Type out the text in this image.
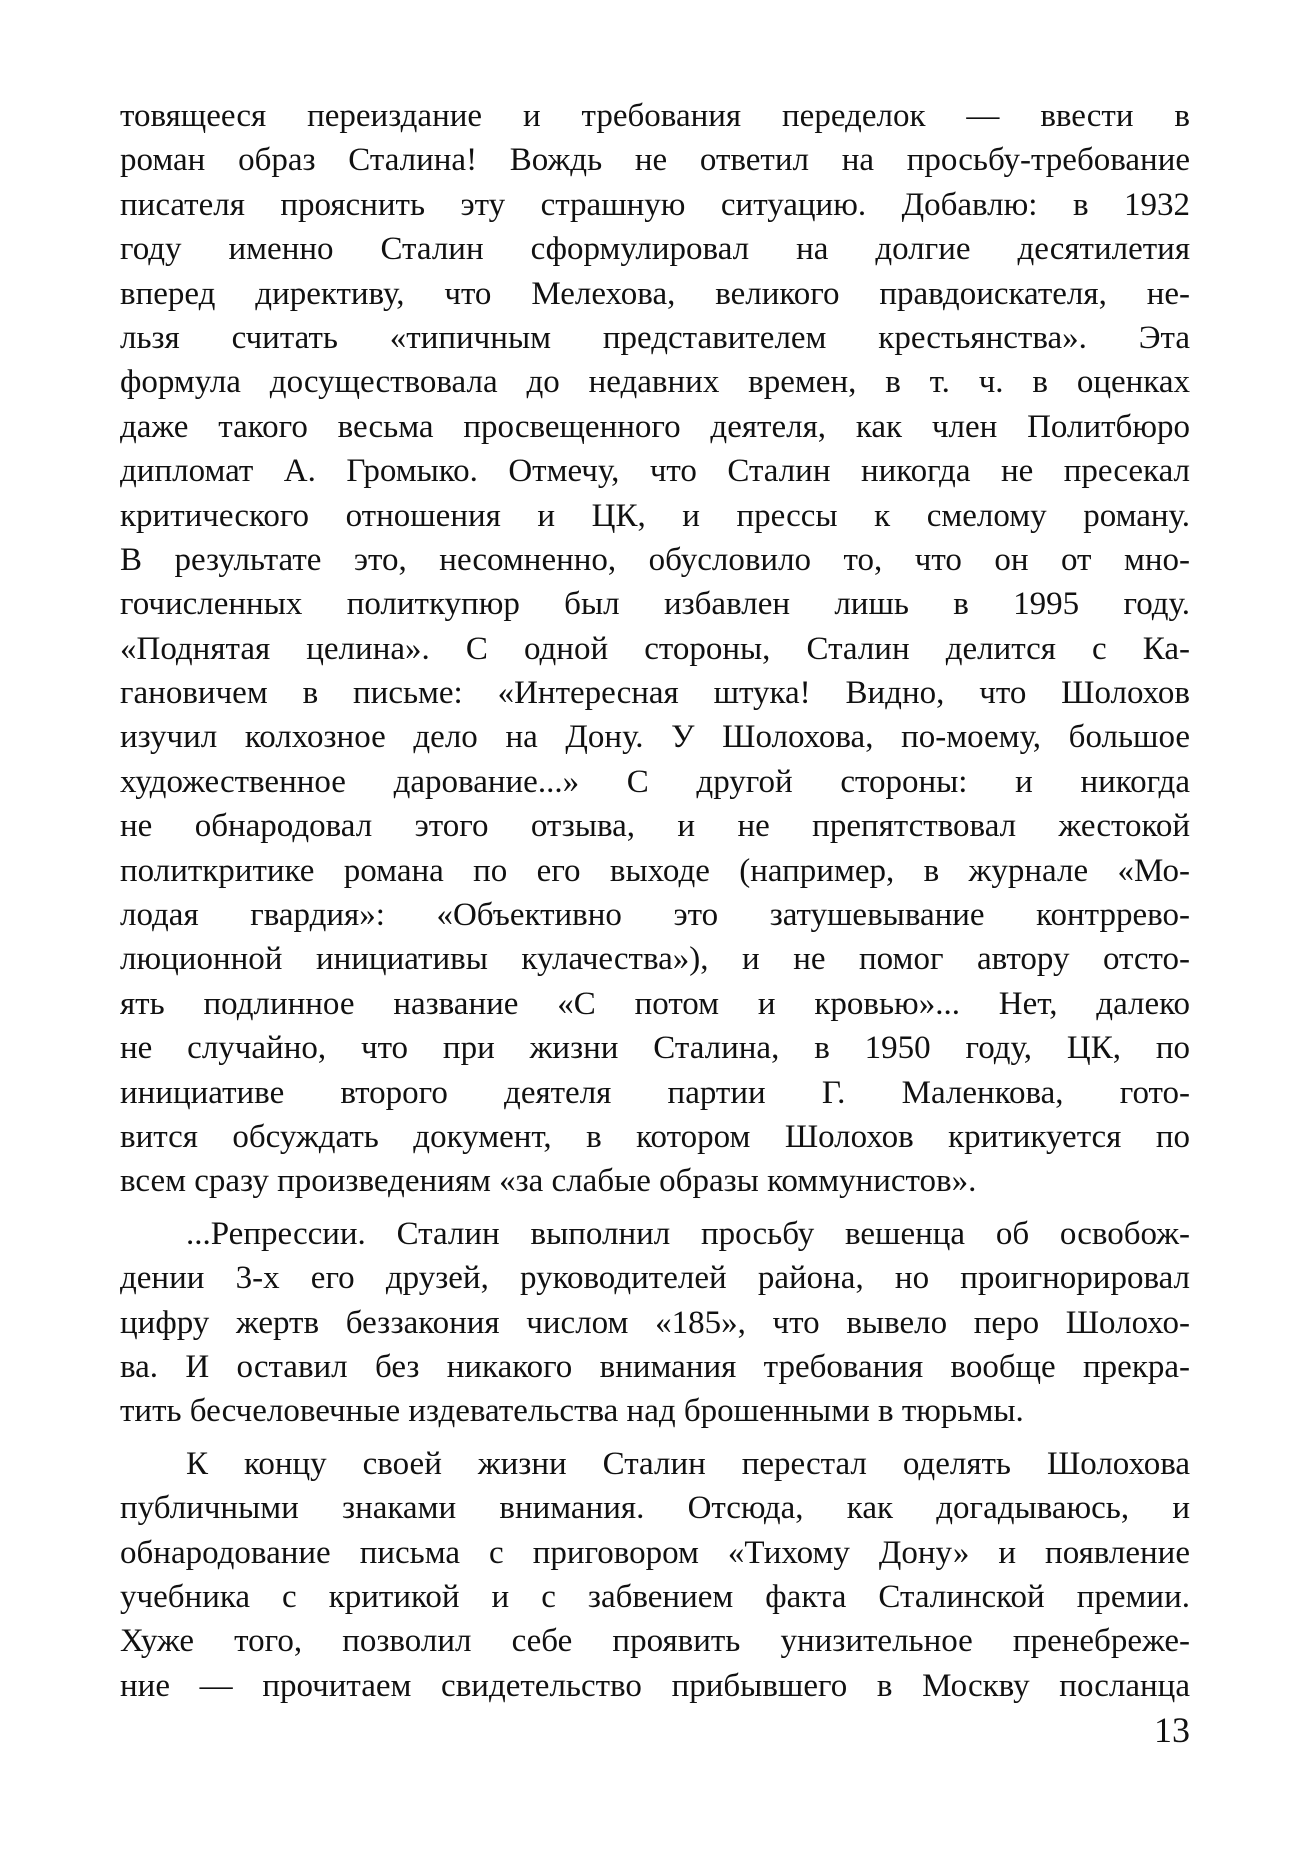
товящееся переиздание и требования переделок — ввести в
роман образ Сталина! Вождь не ответил на просьбу-требование
писателя прояснить эту страшную ситуацию. Добавлю: в 1932
году именно Сталин сформулировал на долгие десятилетия
вперед директиву, что Мелехова, великого правдоискателя, не-
льзя считать «типичным представителем крестьянства». Эта
формула досуществовала до недавних времен, в т. ч. в оценках
даже такого весьма просвещенного деятеля, как член Политбюро
дипломат А. Громыко. Отмечу, что Сталин никогда не пресекал
критического отношения и ЦК, и прессы к смелому роману.
В результате это, несомненно, обусловило то, что он от мно-
гочисленных политкупюр был избавлен лишь в 1995 году.
«Поднятая целина». С одной стороны, Сталин делится с Ка-
гановичем в письме: «Интересная штука! Видно, что Шолохов
изучил колхозное дело на Дону. У Шолохова, по-моему, большое
художественное дарование...» С другой стороны: и никогда
не обнародовал этого отзыва, и не препятствовал жестокой
политкритике романа по его выходе (например, в журнале «Мо-
лодая гвардия»: «Объективно это затушевывание контррево-
люционной инициативы кулачества»), и не помог автору отсто-
ять подлинное название «С потом и кровью»... Нет, далеко
не случайно, что при жизни Сталина, в 1950 году, ЦК, по
инициативе второго деятеля партии Г. Маленкова, гото-
вится обсуждать документ, в котором Шолохов критикуется по
всем сразу произведениям «за слабые образы коммунистов».
...Репрессии. Сталин выполнил просьбу вешенца об освобож-
дении 3-х его друзей, руководителей района, но проигнорировал
цифру жертв беззакония числом «185», что вывело перо Шолохо-
ва. И оставил без никакого внимания требования вообще прекра-
тить бесчеловечные издевательства над брошенными в тюрьмы.
К концу своей жизни Сталин перестал оделять Шолохова
публичными знаками внимания. Отсюда, как догадываюсь, и
обнародование письма с приговором «Тихому Дону» и появление
учебника с критикой и с забвением факта Сталинской премии.
Хуже того, позволил себе проявить унизительное пренебреже-
ние — прочитаем свидетельство прибывшего в Москву посланца
13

» Instructions for the task:
All of the material above needs to be restated exactly, with no pictures.

» Written solution:
Type out the text in this image.
товящееся переиздание и требования переделок — ввести в
роман образ Сталина! Вождь не ответил на просьбу-требование
писателя прояснить эту страшную ситуацию. Добавлю: в 1932
году именно Сталин сформулировал на долгие десятилетия
вперед директиву, что Мелехова, великого правдоискателя, не-
льзя считать «типичным представителем крестьянства». Эта
формула досуществовала до недавних времен, в т. ч. в оценках
даже такого весьма просвещенного деятеля, как член Политбюро
дипломат А. Громыко. Отмечу, что Сталин никогда не пресекал
критического отношения и ЦК, и прессы к смелому роману.
В результате это, несомненно, обусловило то, что он от мно-
гочисленных политкупюр был избавлен лишь в 1995 году.
«Поднятая целина». С одной стороны, Сталин делится с Ка-
гановичем в письме: «Интересная штука! Видно, что Шолохов
изучил колхозное дело на Дону. У Шолохова, по-моему, большое
художественное дарование...» С другой стороны: и никогда
не обнародовал этого отзыва, и не препятствовал жестокой
политкритике романа по его выходе (например, в журнале «Мо-
лодая гвардия»: «Объективно это затушевывание контррево-
люционной инициативы кулачества»), и не помог автору отсто-
ять подлинное название «С потом и кровью»... Нет, далеко
не случайно, что при жизни Сталина, в 1950 году, ЦК, по
инициативе второго деятеля партии Г. Маленкова, гото-
вится обсуждать документ, в котором Шолохов критикуется по
всем сразу произведениям «за слабые образы коммунистов».
...Репрессии. Сталин выполнил просьбу вешенца об освобож-
дении 3-х его друзей, руководителей района, но проигнорировал
цифру жертв беззакония числом «185», что вывело перо Шолохо-
ва. И оставил без никакого внимания требования вообще прекра-
тить бесчеловечные издевательства над брошенными в тюрьмы.
К концу своей жизни Сталин перестал оделять Шолохова
публичными знаками внимания. Отсюда, как догадываюсь, и
обнародование письма с приговором «Тихому Дону» и появление
учебника с критикой и с забвением факта Сталинской премии.
Хуже того, позволил себе проявить унизительное пренебреже-
ние — прочитаем свидетельство прибывшего в Москву посланца
13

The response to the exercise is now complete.